**EXERCISES**
a) Set down the candy corn recipe passage word for word, from "Yellow and orange" up to and including "Cut into triangles.".
b) According to the candy corn recipe passage, how long should the first four ingredients boil?
c) Write what comes next in the candy corn recipe passage, starting after its final sentence.

**PASSAGE PROVIDED**

As for me, I will be using the holiday as an excuse to have some friends over for some fun orange cocktails, and give the kids some treats. Note: Do not give neighborhood children “healthy” Halloween snacks like raisins or Kashi and dried cranberries; they don’t appreciate it. Instead, make your own candy corn with this recipe from Boule in LA:

 

 1 cup sugar 

 2/3 cup corn syrup

 1/3 cup butter 

 1 tsp vanilla extract

 2 1/3 cups confectioner’s sugar

 1/4 tsp sea salt

 1/3 cup non fat milk powder

 Yellow and orange food coloring

 

Combine the first four ingredients in a saucepan. Bring to boil for five minutes; remove from heat. Sift the confectioner’s sugar, salt and milk powder. Add to the pot and stir until it is combined. Once it cools, divide the dough into three pieces. Add food coloring to the dough, keeping one dough white. Once this is done, roll each piece out into a rope. When you have three ropes, push them together so it forms one wide rope. Cut into triangles.

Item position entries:

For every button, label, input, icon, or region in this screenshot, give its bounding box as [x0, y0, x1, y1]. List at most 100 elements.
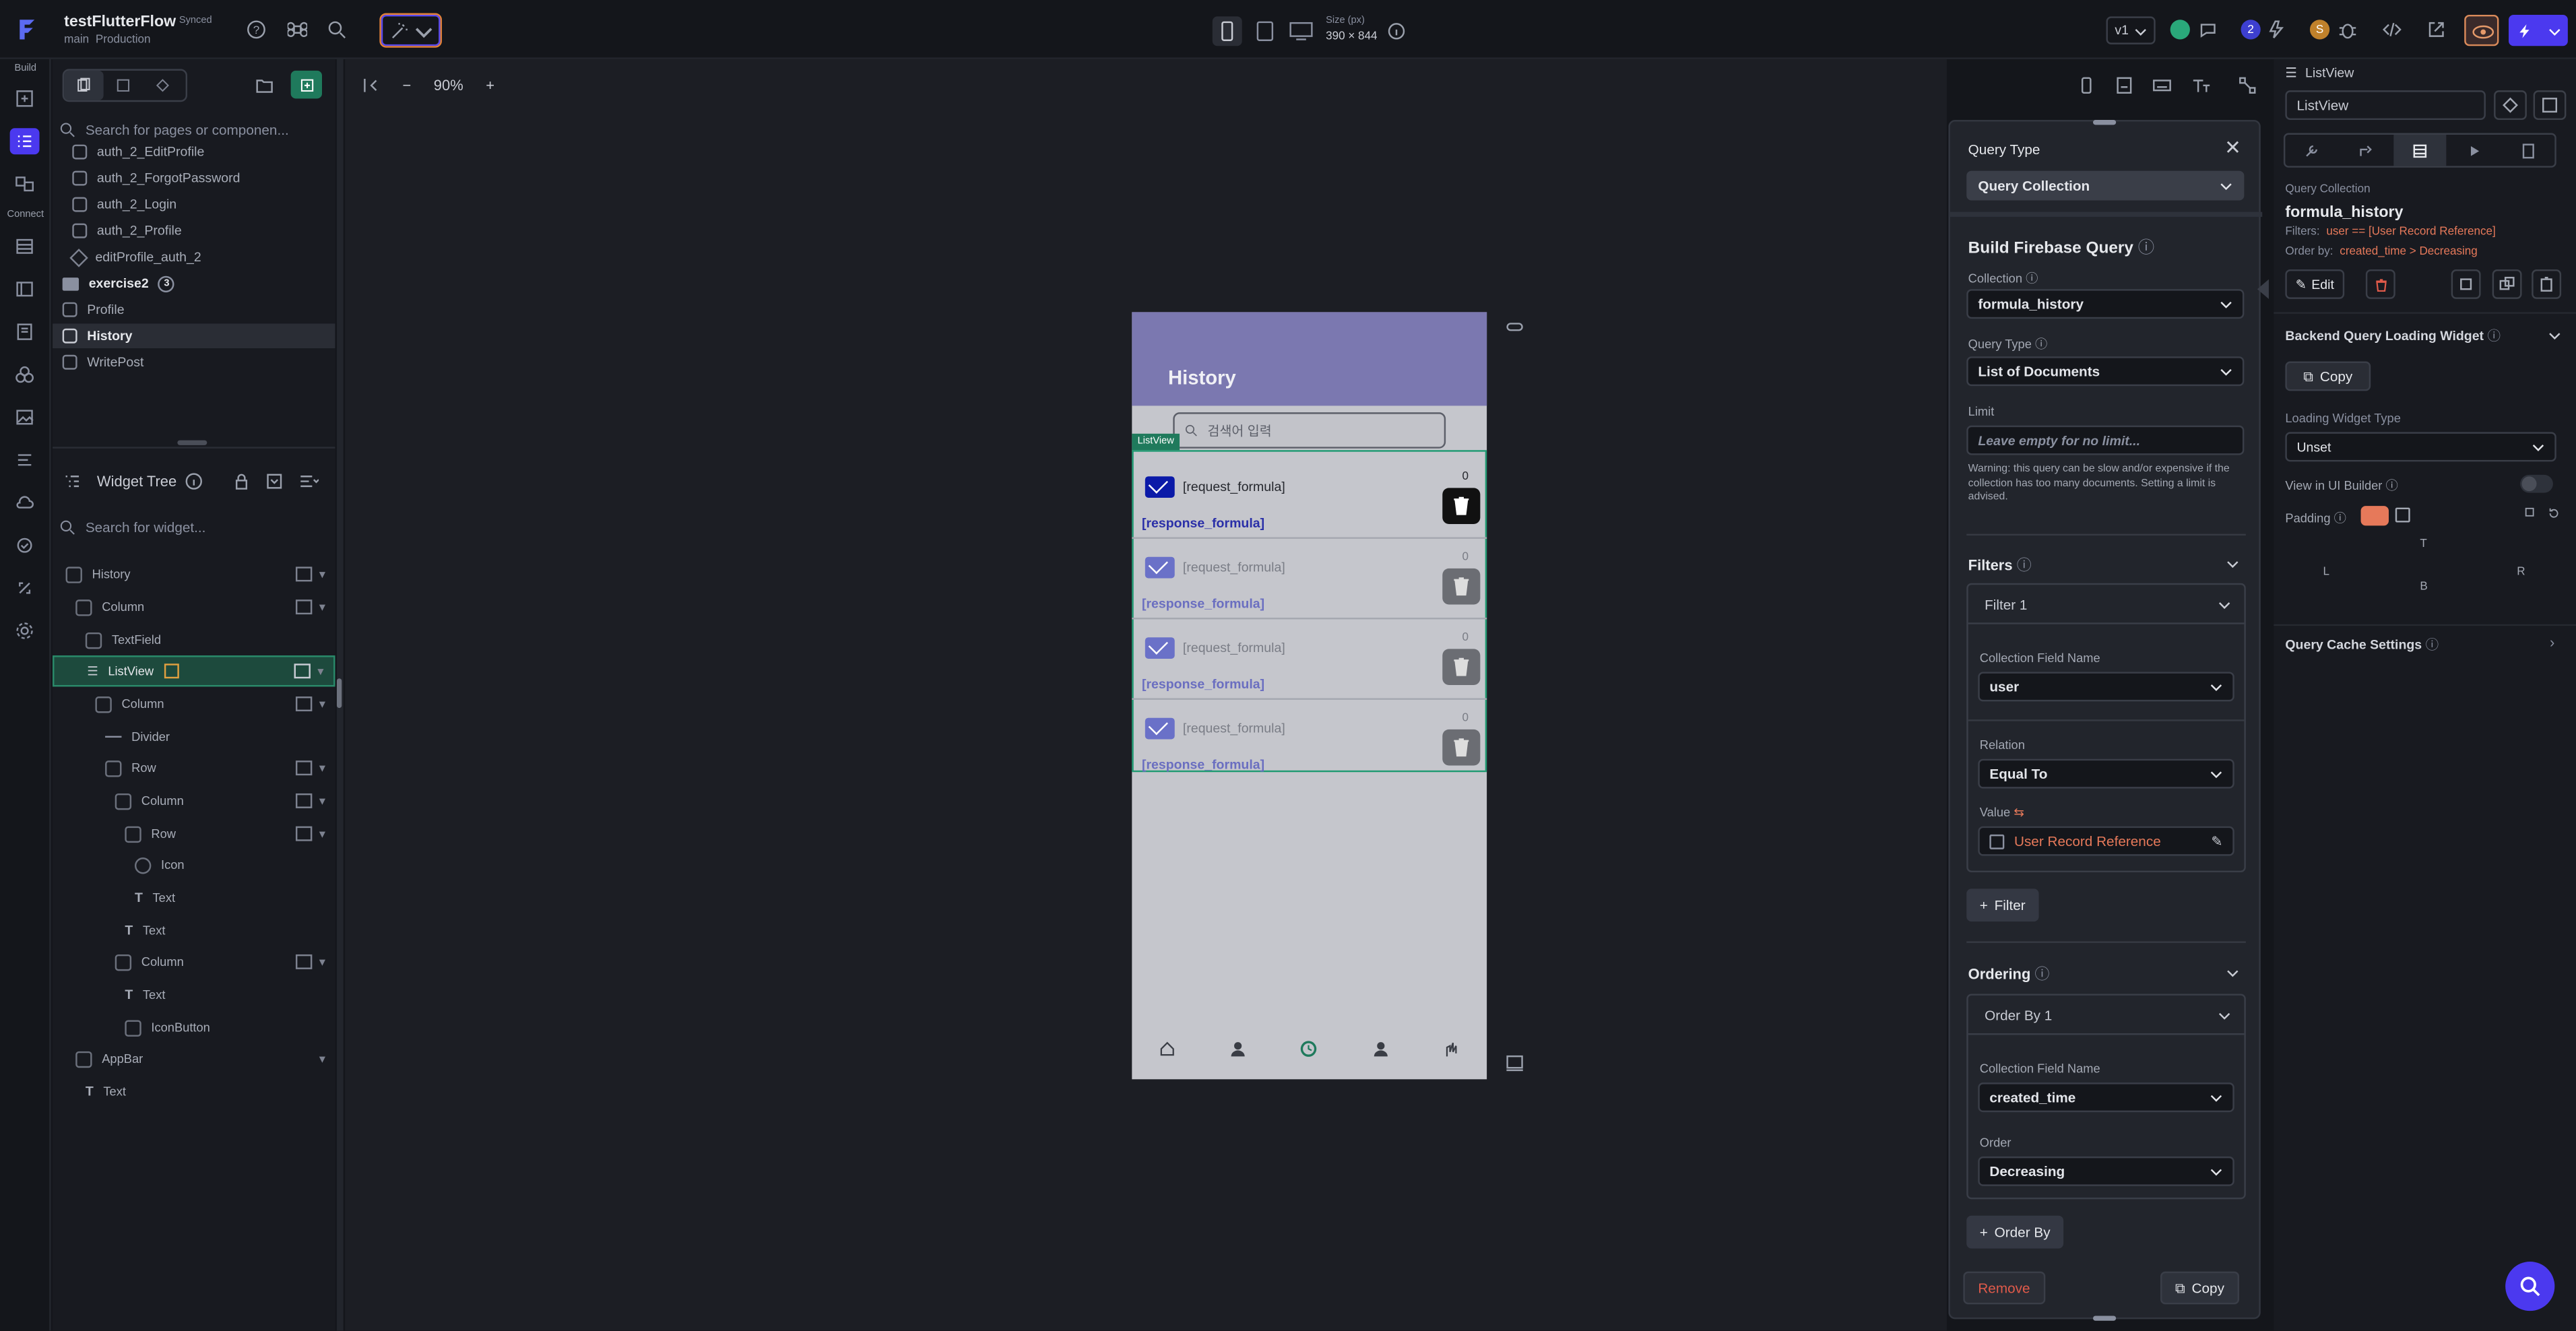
page-item[interactable]: auth_2_Login: [72, 192, 176, 217]
padding-all-toggle[interactable]: [2360, 506, 2389, 526]
add-filter-button[interactable]: + Filter: [1966, 888, 2039, 922]
collapse-panel-icon[interactable]: [362, 75, 381, 95]
settings-icon[interactable]: [10, 618, 40, 644]
flutterflow-logo[interactable]: [13, 16, 40, 42]
tree-node-text[interactable]: T Text: [125, 979, 165, 1010]
keyboard-toggle-icon[interactable]: [1505, 1053, 1524, 1072]
paste-icon[interactable]: [2532, 269, 2562, 299]
preview-button[interactable]: [2464, 14, 2499, 46]
order-1-header[interactable]: Order By 1: [1968, 996, 2245, 1035]
list-item[interactable]: [request_formula] 0 [response_formula]: [1132, 458, 1487, 539]
page-item[interactable]: auth_2_Profile: [72, 218, 182, 243]
page-item[interactable]: Profile: [62, 297, 125, 322]
info-icon[interactable]: [1386, 22, 1406, 41]
user-avatar[interactable]: S: [2309, 20, 2330, 40]
new-folder-icon[interactable]: [255, 75, 274, 95]
padding-individual-toggle[interactable]: [2395, 507, 2410, 523]
page-search[interactable]: Search for pages or componen...: [59, 115, 330, 145]
drag-handle[interactable]: [2093, 1316, 2117, 1321]
order-field-select[interactable]: created_time: [1978, 1082, 2234, 1113]
list-item[interactable]: [request_formula] 0 [response_formula]: [1132, 539, 1487, 620]
tree-node-icon[interactable]: Icon: [134, 849, 185, 880]
copy-padding-icon[interactable]: [2523, 506, 2538, 521]
tree-options-icon[interactable]: [299, 472, 319, 491]
device-phone-button[interactable]: [1212, 16, 1242, 46]
loading-type-select[interactable]: Unset: [2285, 432, 2556, 462]
remove-button[interactable]: Remove: [1963, 1271, 2045, 1305]
copy-button[interactable]: ⧉ Copy: [2160, 1271, 2239, 1305]
widget-search[interactable]: Search for widget...: [59, 513, 330, 542]
widget-name-input[interactable]: ListView: [2285, 90, 2486, 121]
data-types-icon[interactable]: [10, 233, 40, 259]
device-frame-icon[interactable]: [2077, 75, 2096, 95]
splitter-handle[interactable]: [336, 678, 342, 709]
tree-node-divider[interactable]: Divider: [105, 721, 170, 752]
query-cache-settings[interactable]: Query Cache Settings ⓘ: [2285, 636, 2439, 654]
expand-collapse-icon[interactable]: [265, 472, 284, 491]
tab-properties[interactable]: [2285, 135, 2339, 166]
status-ok-icon[interactable]: [2170, 20, 2190, 40]
person-icon[interactable]: [1229, 1040, 1248, 1062]
order-select[interactable]: Decreasing: [1978, 1156, 2234, 1186]
storyboard-icon[interactable]: [10, 171, 40, 197]
chevron-right-icon[interactable]: ›: [2550, 634, 2554, 650]
person-icon[interactable]: [1372, 1040, 1390, 1062]
help-chat-button[interactable]: [2505, 1261, 2555, 1311]
tree-node-text[interactable]: T Text: [86, 1076, 126, 1107]
custom-code-icon[interactable]: [10, 447, 40, 473]
list-item[interactable]: [request_formula] 0 [response_formula]: [1132, 619, 1487, 700]
search-textfield[interactable]: 검색어 입력: [1173, 412, 1446, 449]
limit-input[interactable]: Leave empty for no limit...: [1966, 425, 2245, 455]
folder-item[interactable]: exercise2 3: [62, 271, 175, 296]
component-item[interactable]: editProfile_auth_2: [69, 245, 201, 269]
delete-button[interactable]: [1442, 568, 1481, 605]
tree-node-appbar[interactable]: AppBar ▾: [75, 1043, 335, 1074]
library-tab[interactable]: [143, 71, 183, 100]
zoom-in-icon[interactable]: +: [486, 77, 494, 94]
tree-node-column[interactable]: Column ▾: [75, 591, 335, 622]
tab-actions[interactable]: [2339, 135, 2393, 166]
page-item-selected[interactable]: History: [53, 323, 335, 349]
ai-gen-button[interactable]: [379, 13, 443, 48]
code-icon[interactable]: [2382, 20, 2402, 39]
delete-button[interactable]: [1442, 729, 1481, 766]
tab-backend-query[interactable]: [2393, 134, 2447, 166]
query-type-select[interactable]: Query Collection: [1966, 170, 2245, 201]
layout-icon[interactable]: [2238, 75, 2257, 95]
filter-1-header[interactable]: Filter 1: [1968, 585, 2245, 624]
convert-component-icon[interactable]: [2533, 90, 2567, 121]
tree-node-column[interactable]: Column ▾: [95, 688, 335, 719]
field-select[interactable]: user: [1978, 672, 2234, 702]
lock-icon[interactable]: [232, 472, 251, 491]
list-item[interactable]: [request_formula] 0 [response_formula]: [1132, 700, 1487, 781]
gesture-icon[interactable]: [1442, 1040, 1460, 1062]
collaborators-badge[interactable]: 2: [2241, 20, 2261, 40]
tab-docs[interactable]: [2501, 135, 2554, 166]
add-order-button[interactable]: + Order By: [1966, 1215, 2064, 1249]
qtype-select[interactable]: List of Documents: [1966, 356, 2245, 387]
page-selector-icon[interactable]: [9, 128, 40, 155]
panel-resize-handle[interactable]: [177, 440, 207, 445]
desktop-icon[interactable]: [1287, 16, 1316, 49]
chevron-down-icon[interactable]: [2548, 329, 2562, 342]
tree-node-text[interactable]: T Text: [125, 915, 165, 946]
zoom-out-icon[interactable]: −: [403, 77, 412, 94]
diamond-icon[interactable]: [2494, 90, 2527, 121]
tree-node-iconbutton[interactable]: IconButton: [125, 1012, 210, 1043]
keyboard-icon[interactable]: [2152, 75, 2172, 95]
copy-loading-widget-button[interactable]: ⧉ Copy: [2285, 361, 2371, 391]
page-item[interactable]: WritePost: [62, 350, 143, 375]
drag-handle[interactable]: [2093, 120, 2117, 125]
copy-query-icon[interactable]: [2451, 269, 2481, 299]
components-tab[interactable]: [104, 71, 143, 100]
tab-animations[interactable]: [2447, 135, 2501, 166]
view-ui-builder-toggle[interactable]: [2520, 474, 2553, 493]
firestore-icon[interactable]: [10, 276, 40, 302]
open-external-icon[interactable]: [2426, 20, 2446, 39]
version-select[interactable]: v1: [2106, 16, 2156, 44]
lightning-list-icon[interactable]: [2267, 20, 2287, 39]
chevron-down-icon[interactable]: [2226, 966, 2240, 979]
responsive-icon[interactable]: [2115, 75, 2134, 95]
cloud-functions-icon[interactable]: [10, 490, 40, 516]
padding-bottom[interactable]: B: [2420, 581, 2427, 593]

**RESPONSES FOR EACH TASK**
a)
Yellow and orange food coloring

 

Combine the first four ingredients in a saucepan. Bring to boil for five minutes; remove from heat. Sift the confectioner’s sugar, salt and milk powder. Add to the pot and stir until it is combined. Once it cools, divide the dough into three pieces. Add food coloring to the dough, keeping one dough white. Once this is done, roll each piece out into a rope. When you have three ropes, push them together so it forms one wide rope. Cut into triangles.

b) Five minutes.

c)
 

104081023.jpgFor a fun orange cocktail, make this Pumpkin Gingerbread Martini from Bar Marche in New York City:

 

1 inch cube ginger

1 bar spoon of brown sugar in the raw

2 ounces maple syrup

2 bar spoons pumpkin puree

3/4 ounce lemon juice

2 ounces Agua Luca Brazilian Cane Rum

 

Muddle the ginger and brown sugar together in a Boston glass. Add rest of ingredients. Shake and strain into martini glass; garnish with fresh cranberries.

 

Don’t forget to accessorize the table with Broadway Panhandler’s eyeball placecard holder. That'll scare your guests into submission!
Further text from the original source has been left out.